__Some records__.
..............................

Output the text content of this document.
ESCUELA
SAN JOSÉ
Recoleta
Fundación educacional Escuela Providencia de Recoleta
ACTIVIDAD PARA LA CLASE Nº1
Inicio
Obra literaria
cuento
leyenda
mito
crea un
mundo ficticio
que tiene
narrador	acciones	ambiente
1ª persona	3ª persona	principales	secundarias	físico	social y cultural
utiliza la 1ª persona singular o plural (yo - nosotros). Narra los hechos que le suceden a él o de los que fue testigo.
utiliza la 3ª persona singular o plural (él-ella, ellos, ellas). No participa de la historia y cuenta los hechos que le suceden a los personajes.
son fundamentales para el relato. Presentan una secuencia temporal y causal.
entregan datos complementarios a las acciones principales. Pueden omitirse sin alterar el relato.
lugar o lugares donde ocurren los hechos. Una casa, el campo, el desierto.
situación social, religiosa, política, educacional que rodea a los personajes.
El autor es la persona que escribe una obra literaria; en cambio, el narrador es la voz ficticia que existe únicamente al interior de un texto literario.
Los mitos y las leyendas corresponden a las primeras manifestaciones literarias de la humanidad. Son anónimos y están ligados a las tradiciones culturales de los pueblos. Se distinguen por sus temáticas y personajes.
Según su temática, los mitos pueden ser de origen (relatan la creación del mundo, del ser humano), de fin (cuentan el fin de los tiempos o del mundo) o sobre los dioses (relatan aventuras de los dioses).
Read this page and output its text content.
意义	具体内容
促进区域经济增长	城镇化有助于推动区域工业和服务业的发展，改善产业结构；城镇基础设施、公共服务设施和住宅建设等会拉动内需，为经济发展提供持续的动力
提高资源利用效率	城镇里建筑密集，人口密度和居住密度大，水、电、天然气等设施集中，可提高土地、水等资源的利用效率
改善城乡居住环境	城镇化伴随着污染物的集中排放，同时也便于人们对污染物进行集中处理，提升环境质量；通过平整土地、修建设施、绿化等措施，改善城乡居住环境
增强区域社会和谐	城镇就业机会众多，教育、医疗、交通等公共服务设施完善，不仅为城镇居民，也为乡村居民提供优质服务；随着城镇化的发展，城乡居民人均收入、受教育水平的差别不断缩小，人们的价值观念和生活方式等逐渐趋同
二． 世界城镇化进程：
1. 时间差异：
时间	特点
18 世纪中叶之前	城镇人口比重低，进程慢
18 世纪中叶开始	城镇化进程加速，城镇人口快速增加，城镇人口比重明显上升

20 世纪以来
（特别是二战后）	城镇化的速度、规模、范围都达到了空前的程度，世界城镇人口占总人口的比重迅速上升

..............................

__WHAT YOU SHOULD DO__. Pick out and copy every line that contains the word "content".

__EXERCISE RESPONSE__.
Output the text content of this document.
Read this page and output its text content.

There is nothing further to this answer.